» **GOAL**
Every record must appear in your copy exactly as written, with no pictures.

++++++

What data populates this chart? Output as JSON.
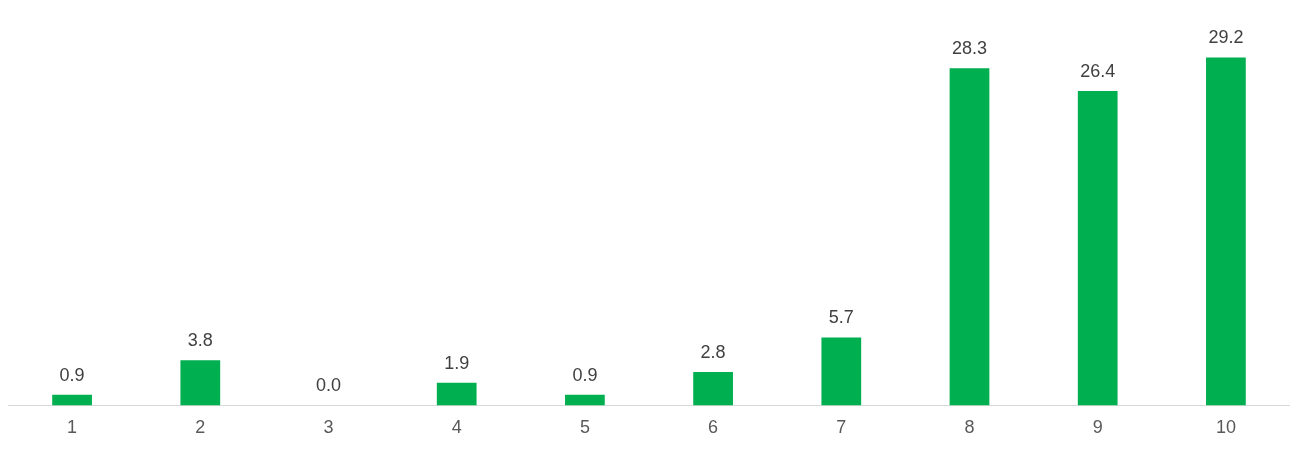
{
  "chart_data": {
    "type": "bar",
    "categories": [
      "1",
      "2",
      "3",
      "4",
      "5",
      "6",
      "7",
      "8",
      "9",
      "10"
    ],
    "values": [
      0.9,
      3.8,
      0.0,
      1.9,
      0.9,
      2.8,
      5.7,
      28.3,
      26.4,
      29.2
    ],
    "value_labels": [
      "0.9",
      "3.8",
      "0.0",
      "1.9",
      "0.9",
      "2.8",
      "5.7",
      "28.3",
      "26.4",
      "29.2"
    ],
    "color": "#00b050",
    "grid": false,
    "legend": false
  }
}
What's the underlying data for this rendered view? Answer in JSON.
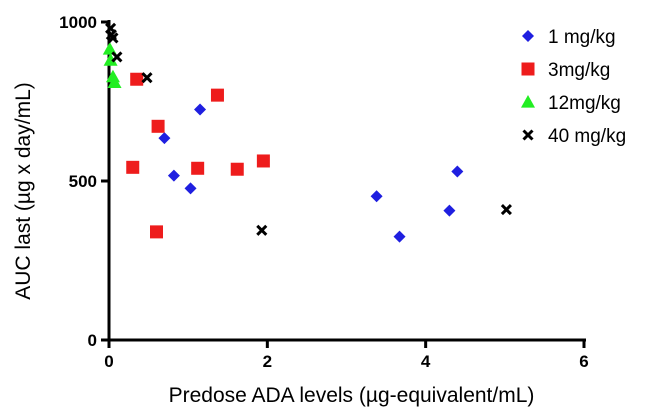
{
  "chart_data": {
    "type": "scatter",
    "xlabel": "Predose ADA levels (µg-equivalent/mL)",
    "ylabel": "AUC last (µg x day/mL)",
    "xlim": [
      0,
      6
    ],
    "ylim": [
      0,
      1000
    ],
    "x_ticks": [
      0,
      2,
      4,
      6
    ],
    "x_tick_labels": [
      "0",
      "2",
      "4",
      "6"
    ],
    "y_ticks": [
      0,
      500,
      1000
    ],
    "y_tick_labels": [
      "0",
      "500",
      "1000"
    ],
    "grid": false,
    "legend_position": "top-right",
    "series": [
      {
        "name": "1 mg/kg",
        "marker": "diamond",
        "color": "#1f1fe0",
        "points": [
          [
            0.7,
            635
          ],
          [
            0.82,
            517
          ],
          [
            1.03,
            477
          ],
          [
            1.15,
            725
          ],
          [
            3.38,
            452
          ],
          [
            3.67,
            325
          ],
          [
            4.3,
            407
          ],
          [
            4.4,
            530
          ]
        ]
      },
      {
        "name": "3mg/kg",
        "marker": "square",
        "color": "#ee1c1c",
        "points": [
          [
            0.3,
            543
          ],
          [
            0.35,
            820
          ],
          [
            0.6,
            340
          ],
          [
            0.62,
            672
          ],
          [
            1.12,
            540
          ],
          [
            1.37,
            770
          ],
          [
            1.62,
            537
          ],
          [
            1.95,
            563
          ]
        ]
      },
      {
        "name": "12mg/kg",
        "marker": "triangle",
        "color": "#22ee22",
        "points": [
          [
            0.01,
            915
          ],
          [
            0.02,
            880
          ],
          [
            0.05,
            828
          ],
          [
            0.07,
            810
          ]
        ]
      },
      {
        "name": "40 mg/kg",
        "marker": "cross",
        "color": "#000000",
        "points": [
          [
            0.02,
            980
          ],
          [
            0.03,
            960
          ],
          [
            0.05,
            950
          ],
          [
            0.1,
            890
          ],
          [
            0.48,
            825
          ],
          [
            1.93,
            345
          ],
          [
            5.02,
            410
          ]
        ]
      }
    ]
  }
}
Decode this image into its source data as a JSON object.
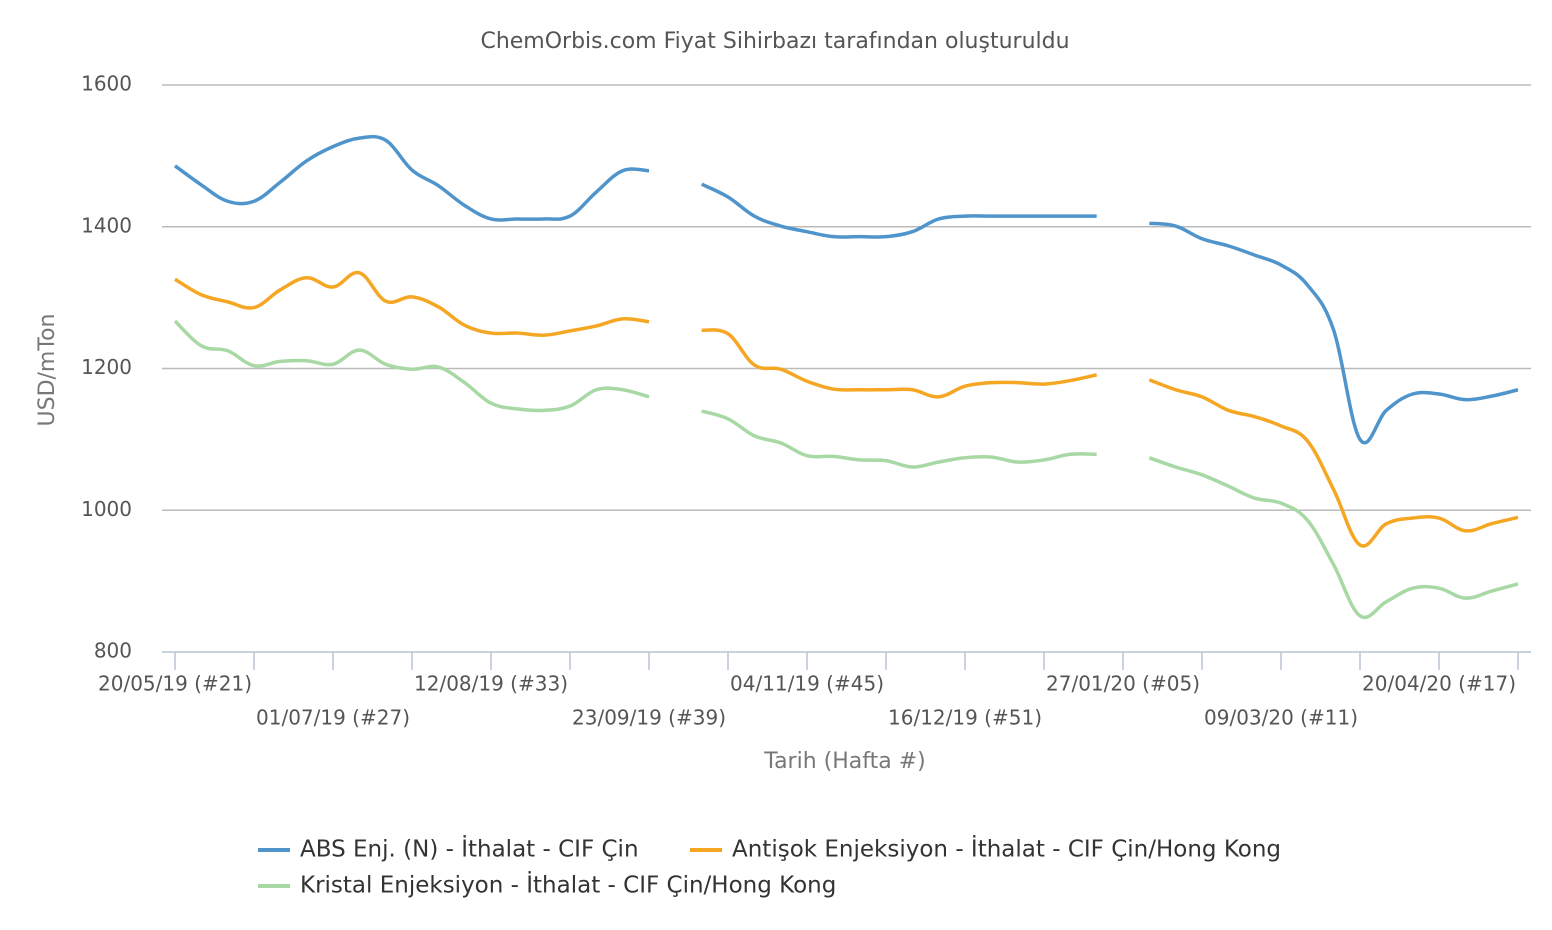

++++++

» **WRITTEN RESPONSE**
What data populates this chart? Output as JSON.
{
  "chart_data": {
    "type": "bar",
    "categories": [
      "1",
      "2",
      "3",
      "4",
      "5",
      "6",
      "7",
      "8",
      "9",
      "10"
    ],
    "values": [
      0.9,
      3.8,
      0.0,
      1.9,
      0.9,
      2.8,
      5.7,
      28.3,
      26.4,
      29.2
    ],
    "value_labels": [
      "0.9",
      "3.8",
      "0.0",
      "1.9",
      "0.9",
      "2.8",
      "5.7",
      "28.3",
      "26.4",
      "29.2"
    ],
    "color": "#00b050",
    "grid": false,
    "legend": false
  }
}
What's the underlying data for this rendered view? Answer in JSON.
{
  "chart_data": {
    "type": "scatter",
    "xlabel": "Predose ADA levels (µg-equivalent/mL)",
    "ylabel": "AUC last (µg x day/mL)",
    "xlim": [
      0,
      6
    ],
    "ylim": [
      0,
      1000
    ],
    "x_ticks": [
      0,
      2,
      4,
      6
    ],
    "x_tick_labels": [
      "0",
      "2",
      "4",
      "6"
    ],
    "y_ticks": [
      0,
      500,
      1000
    ],
    "y_tick_labels": [
      "0",
      "500",
      "1000"
    ],
    "grid": false,
    "legend_position": "top-right",
    "series": [
      {
        "name": "1 mg/kg",
        "marker": "diamond",
        "color": "#1f1fe0",
        "points": [
          [
            0.7,
            635
          ],
          [
            0.82,
            517
          ],
          [
            1.03,
            477
          ],
          [
            1.15,
            725
          ],
          [
            3.38,
            452
          ],
          [
            3.67,
            325
          ],
          [
            4.3,
            407
          ],
          [
            4.4,
            530
          ]
        ]
      },
      {
        "name": "3mg/kg",
        "marker": "square",
        "color": "#ee1c1c",
        "points": [
          [
            0.3,
            543
          ],
          [
            0.35,
            820
          ],
          [
            0.6,
            340
          ],
          [
            0.62,
            672
          ],
          [
            1.12,
            540
          ],
          [
            1.37,
            770
          ],
          [
            1.62,
            537
          ],
          [
            1.95,
            563
          ]
        ]
      },
      {
        "name": "12mg/kg",
        "marker": "triangle",
        "color": "#22ee22",
        "points": [
          [
            0.01,
            915
          ],
          [
            0.02,
            880
          ],
          [
            0.05,
            828
          ],
          [
            0.07,
            810
          ]
        ]
      },
      {
        "name": "40 mg/kg",
        "marker": "cross",
        "color": "#000000",
        "points": [
          [
            0.02,
            980
          ],
          [
            0.03,
            960
          ],
          [
            0.05,
            950
          ],
          [
            0.1,
            890
          ],
          [
            0.48,
            825
          ],
          [
            1.93,
            345
          ],
          [
            5.02,
            410
          ]
        ]
      }
    ]
  }
}
Decode this image into its source data as a JSON object.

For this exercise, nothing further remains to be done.